>> start PROVIDED MATERIAL

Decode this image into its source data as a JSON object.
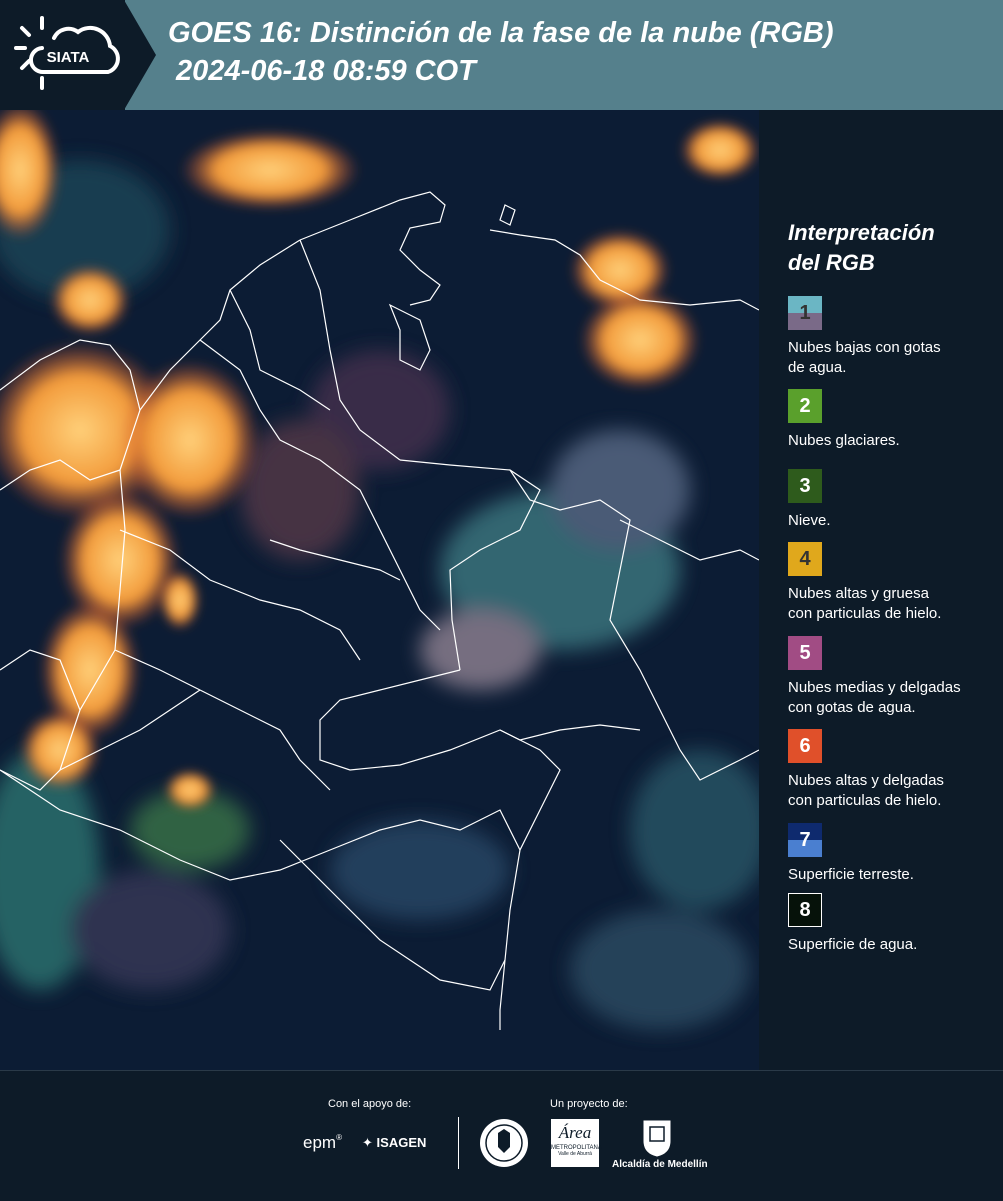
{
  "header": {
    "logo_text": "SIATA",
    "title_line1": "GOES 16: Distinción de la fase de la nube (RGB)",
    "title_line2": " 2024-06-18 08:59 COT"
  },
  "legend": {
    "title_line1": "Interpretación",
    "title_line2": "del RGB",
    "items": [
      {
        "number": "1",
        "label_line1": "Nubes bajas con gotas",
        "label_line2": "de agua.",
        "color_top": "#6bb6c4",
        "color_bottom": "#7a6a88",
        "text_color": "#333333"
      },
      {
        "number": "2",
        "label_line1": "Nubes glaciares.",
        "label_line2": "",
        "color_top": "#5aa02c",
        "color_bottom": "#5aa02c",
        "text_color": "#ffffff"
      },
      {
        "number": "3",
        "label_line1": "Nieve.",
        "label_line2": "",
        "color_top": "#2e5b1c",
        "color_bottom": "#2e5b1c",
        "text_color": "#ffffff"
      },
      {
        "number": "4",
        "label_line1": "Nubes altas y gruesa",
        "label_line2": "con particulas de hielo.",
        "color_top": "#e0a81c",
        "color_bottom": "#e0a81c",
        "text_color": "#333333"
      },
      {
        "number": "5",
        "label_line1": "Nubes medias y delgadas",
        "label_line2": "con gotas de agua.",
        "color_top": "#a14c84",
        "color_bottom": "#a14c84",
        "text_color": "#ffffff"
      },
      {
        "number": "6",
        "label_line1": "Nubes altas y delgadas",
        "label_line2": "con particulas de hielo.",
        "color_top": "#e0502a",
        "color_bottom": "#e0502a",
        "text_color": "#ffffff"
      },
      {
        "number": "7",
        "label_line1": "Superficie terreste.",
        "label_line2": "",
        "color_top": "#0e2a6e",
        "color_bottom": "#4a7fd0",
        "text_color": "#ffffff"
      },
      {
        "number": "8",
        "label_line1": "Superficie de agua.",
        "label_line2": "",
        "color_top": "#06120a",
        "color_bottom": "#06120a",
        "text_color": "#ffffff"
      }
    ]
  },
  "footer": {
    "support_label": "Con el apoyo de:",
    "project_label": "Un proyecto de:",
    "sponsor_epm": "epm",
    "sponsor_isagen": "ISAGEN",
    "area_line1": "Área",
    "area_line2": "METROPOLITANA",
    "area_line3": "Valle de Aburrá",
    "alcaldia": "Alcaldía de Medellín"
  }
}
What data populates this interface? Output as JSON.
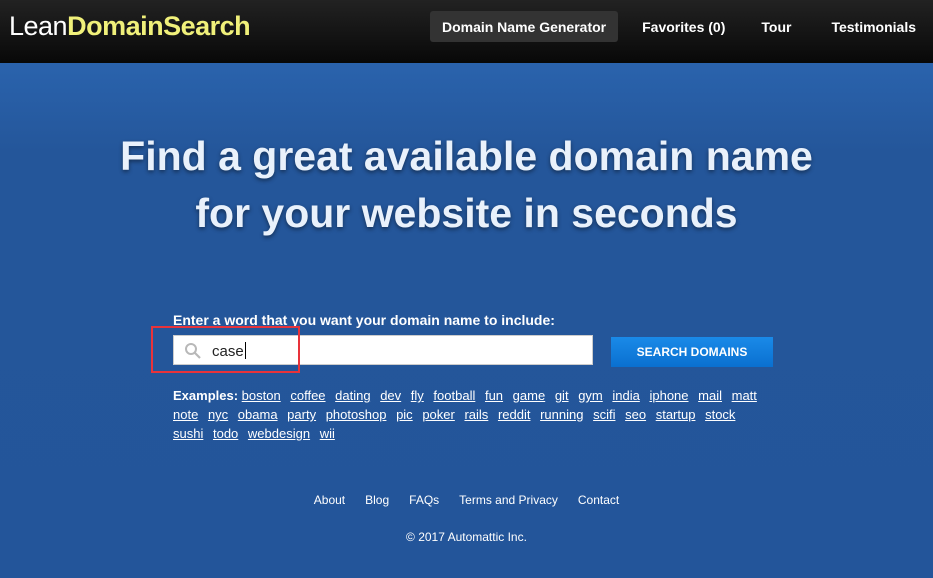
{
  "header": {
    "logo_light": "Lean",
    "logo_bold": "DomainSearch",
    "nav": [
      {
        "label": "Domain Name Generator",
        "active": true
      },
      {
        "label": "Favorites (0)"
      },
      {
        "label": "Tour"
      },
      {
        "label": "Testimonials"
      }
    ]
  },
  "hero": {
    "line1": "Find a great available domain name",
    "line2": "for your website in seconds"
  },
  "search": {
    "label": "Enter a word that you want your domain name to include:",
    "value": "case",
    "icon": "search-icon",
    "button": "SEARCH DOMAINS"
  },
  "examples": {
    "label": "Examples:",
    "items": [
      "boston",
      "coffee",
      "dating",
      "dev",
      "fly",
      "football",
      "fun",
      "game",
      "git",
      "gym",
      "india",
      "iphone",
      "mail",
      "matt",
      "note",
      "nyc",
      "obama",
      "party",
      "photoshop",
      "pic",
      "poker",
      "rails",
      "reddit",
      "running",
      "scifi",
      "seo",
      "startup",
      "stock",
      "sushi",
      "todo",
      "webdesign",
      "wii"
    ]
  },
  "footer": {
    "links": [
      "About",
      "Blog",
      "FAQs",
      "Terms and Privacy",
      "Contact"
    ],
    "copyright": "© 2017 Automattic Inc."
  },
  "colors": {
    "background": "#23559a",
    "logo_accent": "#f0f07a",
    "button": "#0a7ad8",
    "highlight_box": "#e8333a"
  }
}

>> end PROVIDED MATERIAL

> [EXERCISE] Each record above is to be restated exactly, with its pictures removed from the copy.

> [EXERCISE OUTPUT]
Decode this image into its source data as a JSON object.
{
  "header": {
    "logo_text": "SIATA",
    "title_line1": "GOES 16: Distinción de la fase de la nube (RGB)",
    "title_line2": " 2024-06-18 08:59 COT"
  },
  "legend": {
    "title_line1": "Interpretación",
    "title_line2": "del RGB",
    "items": [
      {
        "number": "1",
        "label_line1": "Nubes bajas con gotas",
        "label_line2": "de agua.",
        "color_top": "#6bb6c4",
        "color_bottom": "#7a6a88",
        "text_color": "#333333"
      },
      {
        "number": "2",
        "label_line1": "Nubes glaciares.",
        "label_line2": "",
        "color_top": "#5aa02c",
        "color_bottom": "#5aa02c",
        "text_color": "#ffffff"
      },
      {
        "number": "3",
        "label_line1": "Nieve.",
        "label_line2": "",
        "color_top": "#2e5b1c",
        "color_bottom": "#2e5b1c",
        "text_color": "#ffffff"
      },
      {
        "number": "4",
        "label_line1": "Nubes altas y gruesa",
        "label_line2": "con particulas de hielo.",
        "color_top": "#e0a81c",
        "color_bottom": "#e0a81c",
        "text_color": "#333333"
      },
      {
        "number": "5",
        "label_line1": "Nubes medias y delgadas",
        "label_line2": "con gotas de agua.",
        "color_top": "#a14c84",
        "color_bottom": "#a14c84",
        "text_color": "#ffffff"
      },
      {
        "number": "6",
        "label_line1": "Nubes altas y delgadas",
        "label_line2": "con particulas de hielo.",
        "color_top": "#e0502a",
        "color_bottom": "#e0502a",
        "text_color": "#ffffff"
      },
      {
        "number": "7",
        "label_line1": "Superficie terreste.",
        "label_line2": "",
        "color_top": "#0e2a6e",
        "color_bottom": "#4a7fd0",
        "text_color": "#ffffff"
      },
      {
        "number": "8",
        "label_line1": "Superficie de agua.",
        "label_line2": "",
        "color_top": "#06120a",
        "color_bottom": "#06120a",
        "text_color": "#ffffff"
      }
    ]
  },
  "footer": {
    "support_label": "Con el apoyo de:",
    "project_label": "Un proyecto de:",
    "sponsor_epm": "epm",
    "sponsor_isagen": "ISAGEN",
    "area_line1": "Área",
    "area_line2": "METROPOLITANA",
    "area_line3": "Valle de Aburrá",
    "alcaldia": "Alcaldía de Medellín"
  }
}
What data populates this interface? Output as JSON.
{
  "header": {
    "logo_light": "Lean",
    "logo_bold": "DomainSearch",
    "nav": [
      {
        "label": "Domain Name Generator",
        "active": true
      },
      {
        "label": "Favorites (0)"
      },
      {
        "label": "Tour"
      },
      {
        "label": "Testimonials"
      }
    ]
  },
  "hero": {
    "line1": "Find a great available domain name",
    "line2": "for your website in seconds"
  },
  "search": {
    "label": "Enter a word that you want your domain name to include:",
    "value": "case",
    "icon": "search-icon",
    "button": "SEARCH DOMAINS"
  },
  "examples": {
    "label": "Examples:",
    "items": [
      "boston",
      "coffee",
      "dating",
      "dev",
      "fly",
      "football",
      "fun",
      "game",
      "git",
      "gym",
      "india",
      "iphone",
      "mail",
      "matt",
      "note",
      "nyc",
      "obama",
      "party",
      "photoshop",
      "pic",
      "poker",
      "rails",
      "reddit",
      "running",
      "scifi",
      "seo",
      "startup",
      "stock",
      "sushi",
      "todo",
      "webdesign",
      "wii"
    ]
  },
  "footer": {
    "links": [
      "About",
      "Blog",
      "FAQs",
      "Terms and Privacy",
      "Contact"
    ],
    "copyright": "© 2017 Automattic Inc."
  },
  "colors": {
    "background": "#23559a",
    "logo_accent": "#f0f07a",
    "button": "#0a7ad8",
    "highlight_box": "#e8333a"
  }
}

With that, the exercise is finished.